(Data records)
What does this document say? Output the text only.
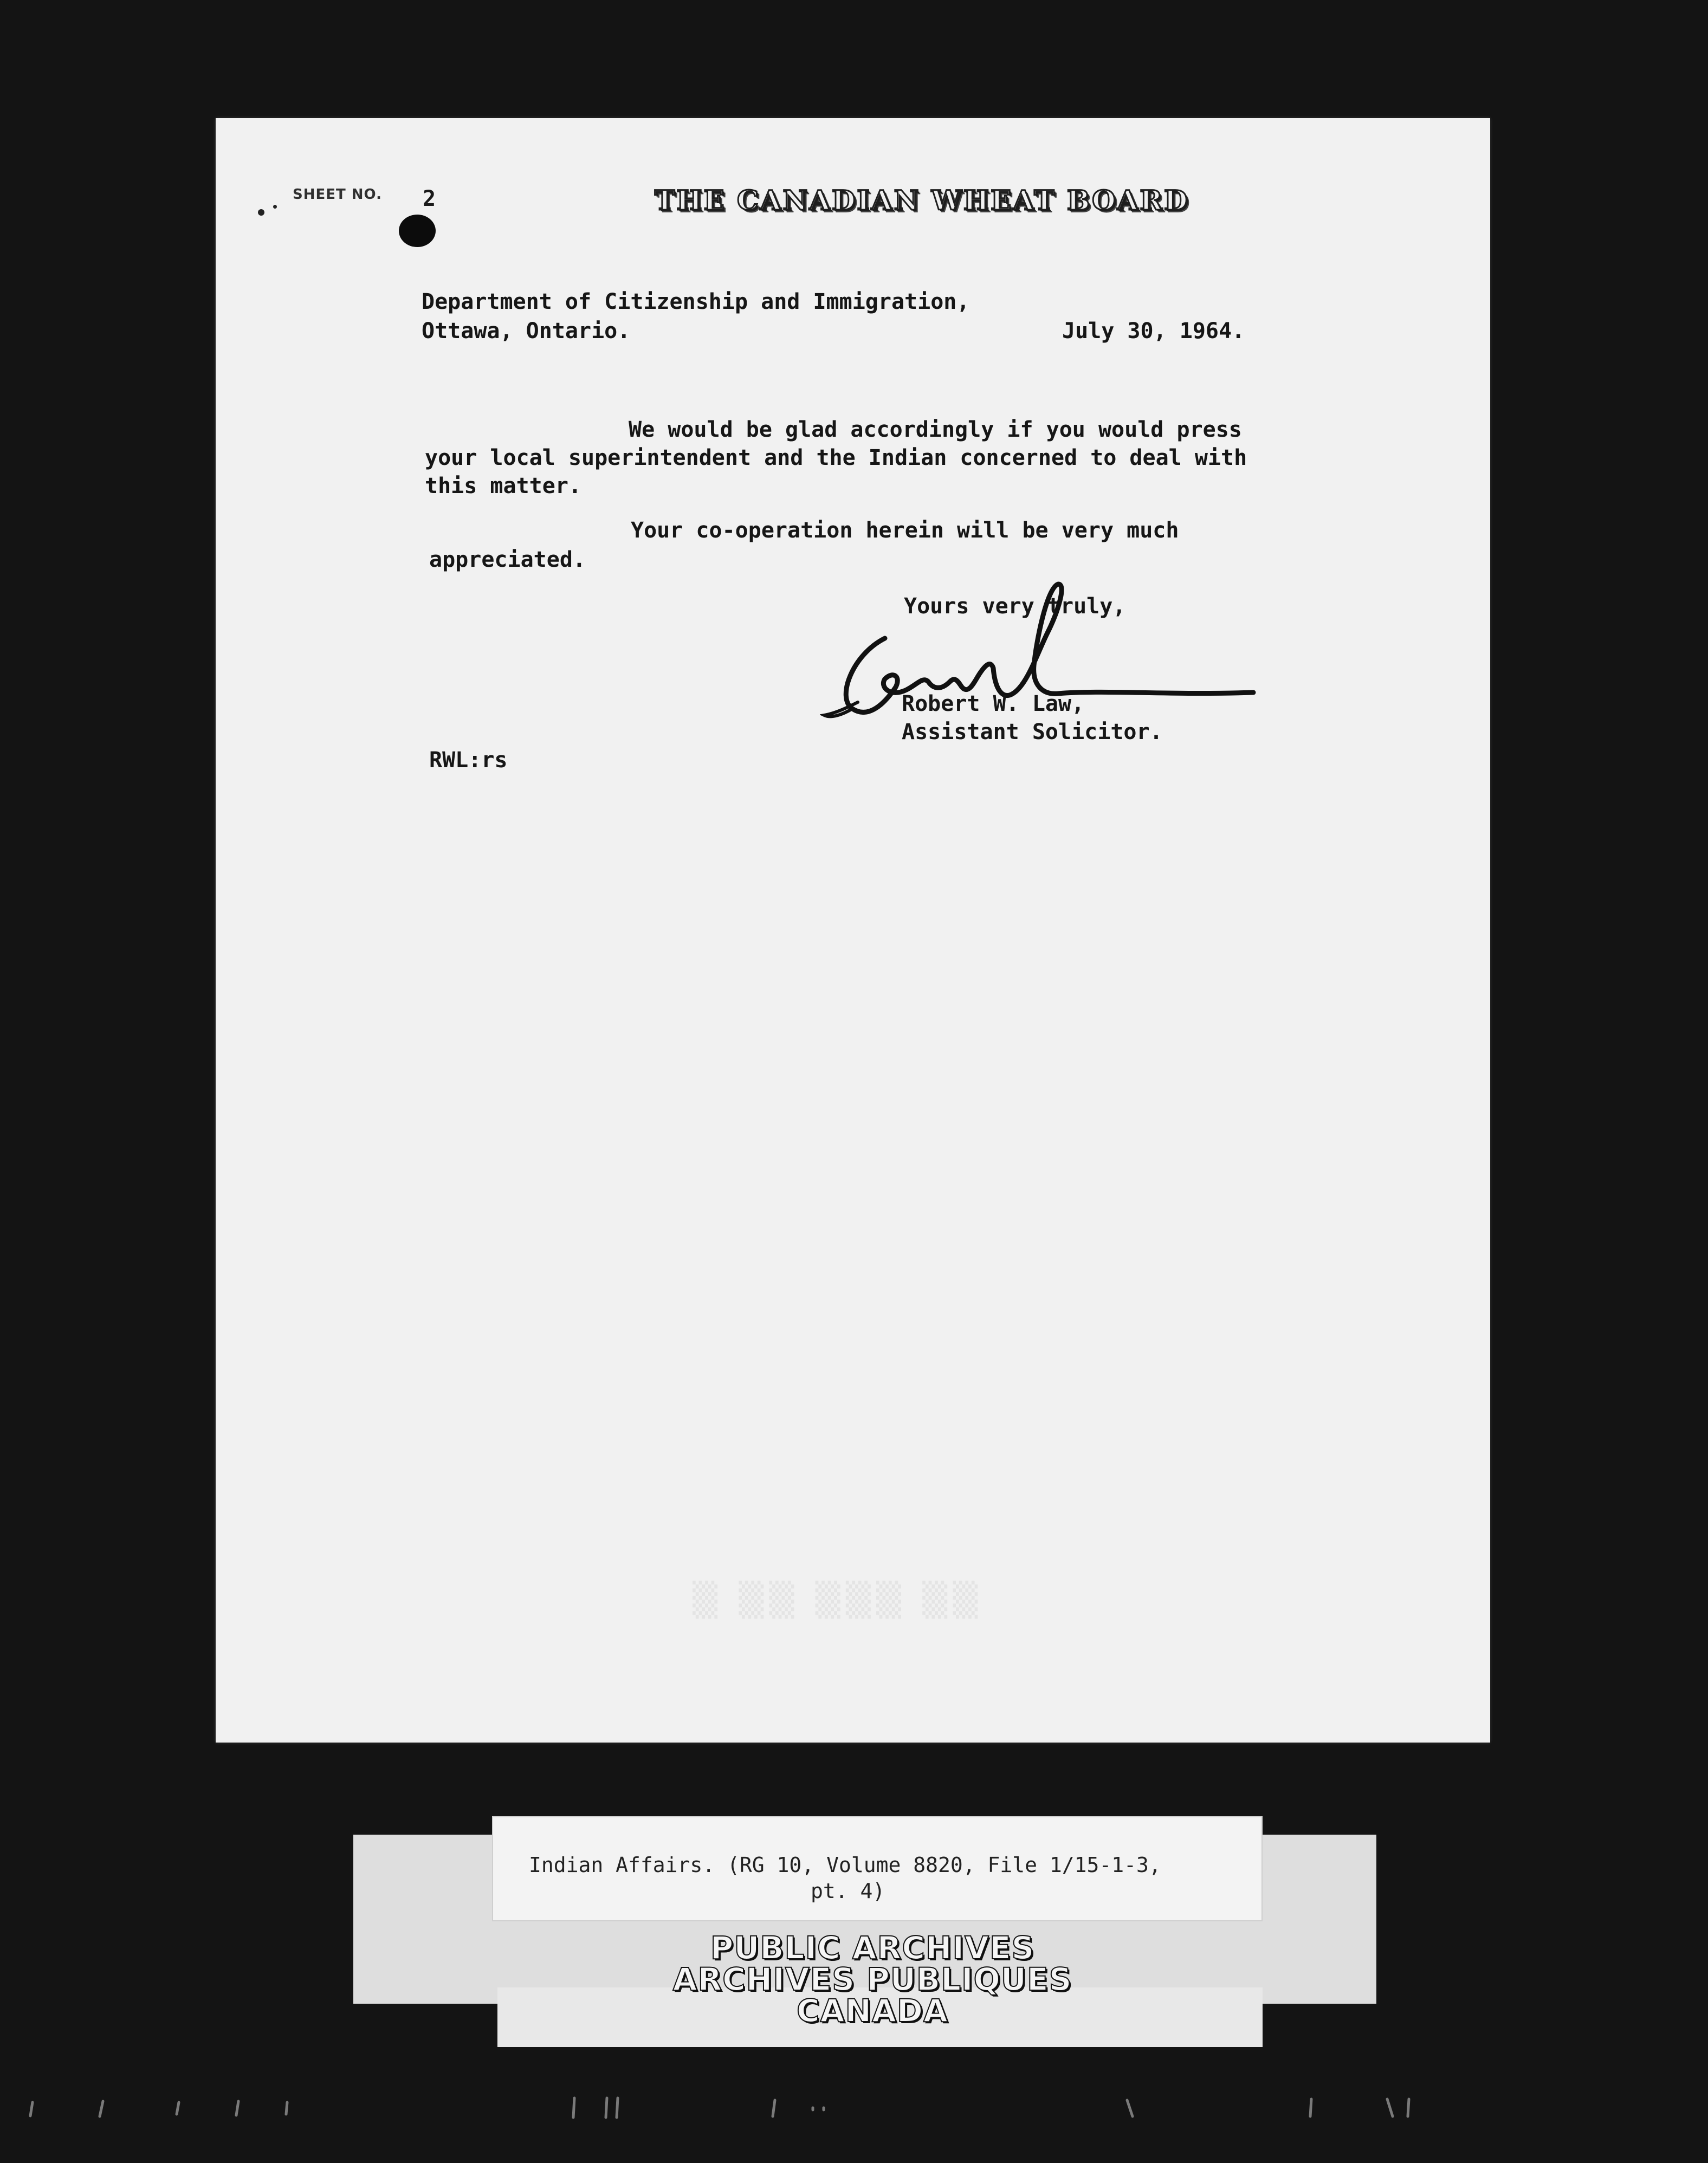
SHEET NO. 2	THE CANADIAN WHEAT BOARD
Department of Citizenship and Immigration,
Ottawa, Ontario.	July 30, 1964.
We would be glad accordingly if you would press
your local superintendent and the Indian concerned to deal with
this matter.
Your co-operation herein will be very much
appreciated.
Yours very truly,
Robert W. Law,
Assistant Solicitor.
RWL:rs
▒ ▒▒ ▒▒▒ ▒▒
Indian Affairs. (RG 10, Volume 8820, File 1/15-1-3,
pt. 4)
PUBLIC ARCHIVES
ARCHIVES PUBLIQUES
CANADA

### WHAT THE EXERCISE ASKS
The records above must be transcribed exactly. Pictures are left out of the copy.

### PROBLEM SOLUTION
What does this document say? Output the text only.
SHEET NO. 2	THE CANADIAN WHEAT BOARD
Department of Citizenship and Immigration,
Ottawa, Ontario.	July 30, 1964.
We would be glad accordingly if you would press
your local superintendent and the Indian concerned to deal with
this matter.
Your co-operation herein will be very much
appreciated.
Yours very truly,
Robert W. Law,
Assistant Solicitor.
RWL:rs
▒ ▒▒ ▒▒▒ ▒▒
Indian Affairs. (RG 10, Volume 8820, File 1/15-1-3,
pt. 4)
PUBLIC ARCHIVES
ARCHIVES PUBLIQUES
CANADA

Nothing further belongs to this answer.